• **Your goal**: Every entry below should be printed exactly, without its images.

• **Record extracts**:

──────────

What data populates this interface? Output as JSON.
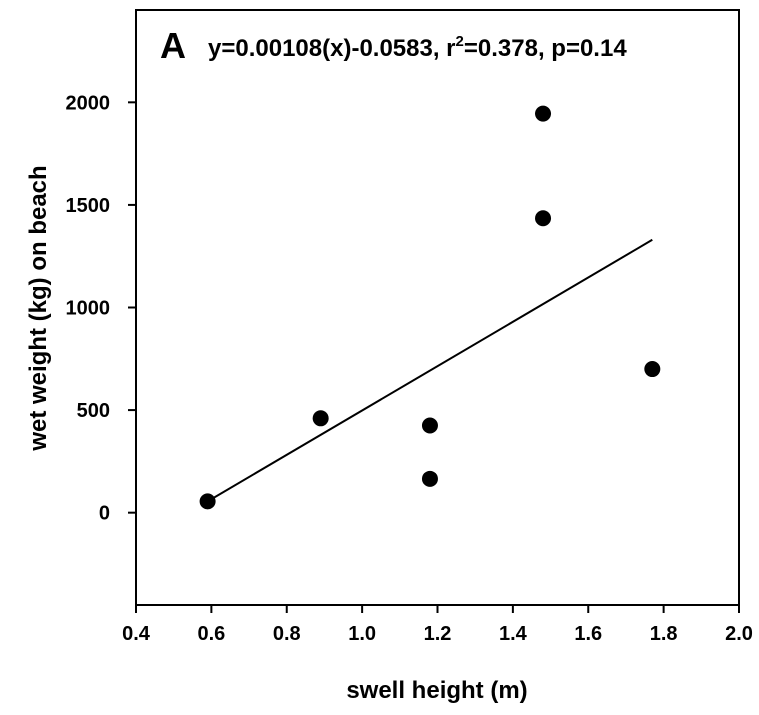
{
  "chart_data": {
    "type": "scatter",
    "panel_label": "A",
    "annotation": {
      "prefix": "y=0.00108(x)-0.0583, r",
      "superscript": "2",
      "suffix": "=0.378, p=0.14"
    },
    "xlabel": "swell height (m)",
    "ylabel": "wet weight (kg) on beach",
    "xlim": [
      0.4,
      2.0
    ],
    "ylim": [
      -450,
      2450
    ],
    "x_ticks": [
      0.4,
      0.6,
      0.8,
      1.0,
      1.2,
      1.4,
      1.6,
      1.8,
      2.0
    ],
    "x_tick_labels": [
      "0.4",
      "0.6",
      "0.8",
      "1.0",
      "1.2",
      "1.4",
      "1.6",
      "1.8",
      "2.0"
    ],
    "y_ticks": [
      0,
      500,
      1000,
      1500,
      2000
    ],
    "y_tick_labels": [
      "0",
      "500",
      "1000",
      "1500",
      "2000"
    ],
    "points": [
      {
        "x": 0.59,
        "y": 55
      },
      {
        "x": 0.89,
        "y": 460
      },
      {
        "x": 1.18,
        "y": 425
      },
      {
        "x": 1.18,
        "y": 165
      },
      {
        "x": 1.48,
        "y": 1945
      },
      {
        "x": 1.48,
        "y": 1435
      },
      {
        "x": 1.77,
        "y": 700
      }
    ],
    "fit_line": {
      "x": [
        0.59,
        1.77
      ],
      "y": [
        55,
        1330
      ]
    },
    "grid": false,
    "legend": "none"
  }
}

──────────

• **The completed task**:
What data populates this interface? Output as JSON.
{
  "chart_data": {
    "type": "scatter",
    "panel_label": "A",
    "annotation": {
      "prefix": "y=0.00108(x)-0.0583, r",
      "superscript": "2",
      "suffix": "=0.378, p=0.14"
    },
    "xlabel": "swell height (m)",
    "ylabel": "wet weight (kg) on beach",
    "xlim": [
      0.4,
      2.0
    ],
    "ylim": [
      -450,
      2450
    ],
    "x_ticks": [
      0.4,
      0.6,
      0.8,
      1.0,
      1.2,
      1.4,
      1.6,
      1.8,
      2.0
    ],
    "x_tick_labels": [
      "0.4",
      "0.6",
      "0.8",
      "1.0",
      "1.2",
      "1.4",
      "1.6",
      "1.8",
      "2.0"
    ],
    "y_ticks": [
      0,
      500,
      1000,
      1500,
      2000
    ],
    "y_tick_labels": [
      "0",
      "500",
      "1000",
      "1500",
      "2000"
    ],
    "points": [
      {
        "x": 0.59,
        "y": 55
      },
      {
        "x": 0.89,
        "y": 460
      },
      {
        "x": 1.18,
        "y": 425
      },
      {
        "x": 1.18,
        "y": 165
      },
      {
        "x": 1.48,
        "y": 1945
      },
      {
        "x": 1.48,
        "y": 1435
      },
      {
        "x": 1.77,
        "y": 700
      }
    ],
    "fit_line": {
      "x": [
        0.59,
        1.77
      ],
      "y": [
        55,
        1330
      ]
    },
    "grid": false,
    "legend": "none"
  }
}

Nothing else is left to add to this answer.